▶ [Problem to work on]:
Copy each line that contains the string "proposal".

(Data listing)
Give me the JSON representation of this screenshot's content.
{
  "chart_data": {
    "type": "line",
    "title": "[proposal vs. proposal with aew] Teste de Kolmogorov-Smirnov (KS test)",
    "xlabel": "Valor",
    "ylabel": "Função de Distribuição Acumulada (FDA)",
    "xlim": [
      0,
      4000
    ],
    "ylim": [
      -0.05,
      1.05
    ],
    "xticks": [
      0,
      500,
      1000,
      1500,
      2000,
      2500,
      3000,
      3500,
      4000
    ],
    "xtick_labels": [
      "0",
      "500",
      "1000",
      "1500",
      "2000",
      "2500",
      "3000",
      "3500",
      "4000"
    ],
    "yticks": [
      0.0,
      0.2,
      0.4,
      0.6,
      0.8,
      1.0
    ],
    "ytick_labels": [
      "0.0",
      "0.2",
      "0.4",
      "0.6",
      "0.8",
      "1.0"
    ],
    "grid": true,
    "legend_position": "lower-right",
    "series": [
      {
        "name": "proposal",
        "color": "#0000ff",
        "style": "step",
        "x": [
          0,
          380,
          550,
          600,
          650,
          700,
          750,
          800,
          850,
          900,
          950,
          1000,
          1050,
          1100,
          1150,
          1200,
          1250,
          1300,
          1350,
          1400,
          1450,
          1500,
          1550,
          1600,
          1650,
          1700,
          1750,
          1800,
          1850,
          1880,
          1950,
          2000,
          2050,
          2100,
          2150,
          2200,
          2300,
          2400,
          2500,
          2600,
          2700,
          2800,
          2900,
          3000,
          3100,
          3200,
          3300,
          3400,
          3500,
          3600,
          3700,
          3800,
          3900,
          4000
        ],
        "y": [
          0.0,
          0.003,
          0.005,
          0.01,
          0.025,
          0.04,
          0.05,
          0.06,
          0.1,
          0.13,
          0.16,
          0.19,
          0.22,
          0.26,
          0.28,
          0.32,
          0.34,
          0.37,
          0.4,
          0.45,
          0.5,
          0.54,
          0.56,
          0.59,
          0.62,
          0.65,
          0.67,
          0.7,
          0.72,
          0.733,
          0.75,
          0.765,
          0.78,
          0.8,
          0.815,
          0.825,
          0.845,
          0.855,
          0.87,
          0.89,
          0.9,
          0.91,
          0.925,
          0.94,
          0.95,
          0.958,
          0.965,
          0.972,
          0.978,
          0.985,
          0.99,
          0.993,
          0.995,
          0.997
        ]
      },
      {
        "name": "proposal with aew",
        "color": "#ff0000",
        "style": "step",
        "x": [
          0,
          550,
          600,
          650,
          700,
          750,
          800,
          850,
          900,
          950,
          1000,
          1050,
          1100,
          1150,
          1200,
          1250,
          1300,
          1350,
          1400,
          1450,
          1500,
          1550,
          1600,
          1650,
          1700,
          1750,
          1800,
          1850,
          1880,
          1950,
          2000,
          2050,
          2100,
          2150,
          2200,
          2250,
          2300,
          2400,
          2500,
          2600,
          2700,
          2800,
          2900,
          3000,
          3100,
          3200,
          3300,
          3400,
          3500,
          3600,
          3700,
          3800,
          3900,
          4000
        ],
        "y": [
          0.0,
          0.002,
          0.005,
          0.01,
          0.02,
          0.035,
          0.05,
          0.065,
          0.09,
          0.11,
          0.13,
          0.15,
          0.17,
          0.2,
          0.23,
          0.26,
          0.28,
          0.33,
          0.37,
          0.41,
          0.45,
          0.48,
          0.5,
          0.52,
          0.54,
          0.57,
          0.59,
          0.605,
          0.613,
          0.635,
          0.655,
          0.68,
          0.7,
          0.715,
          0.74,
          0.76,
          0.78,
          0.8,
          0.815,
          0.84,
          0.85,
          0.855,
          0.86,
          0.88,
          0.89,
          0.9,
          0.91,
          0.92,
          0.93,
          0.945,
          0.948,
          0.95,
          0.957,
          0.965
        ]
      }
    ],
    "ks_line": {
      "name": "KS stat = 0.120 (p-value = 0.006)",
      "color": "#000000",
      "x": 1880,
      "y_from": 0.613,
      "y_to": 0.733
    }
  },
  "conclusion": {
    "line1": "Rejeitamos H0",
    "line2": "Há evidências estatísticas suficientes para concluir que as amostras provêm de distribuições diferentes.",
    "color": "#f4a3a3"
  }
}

▶ [Task result]:
    "title": "[proposal vs. proposal with aew] Teste de Kolmogorov-Smirnov (KS test)",
        "name": "proposal",
        "name": "proposal with aew",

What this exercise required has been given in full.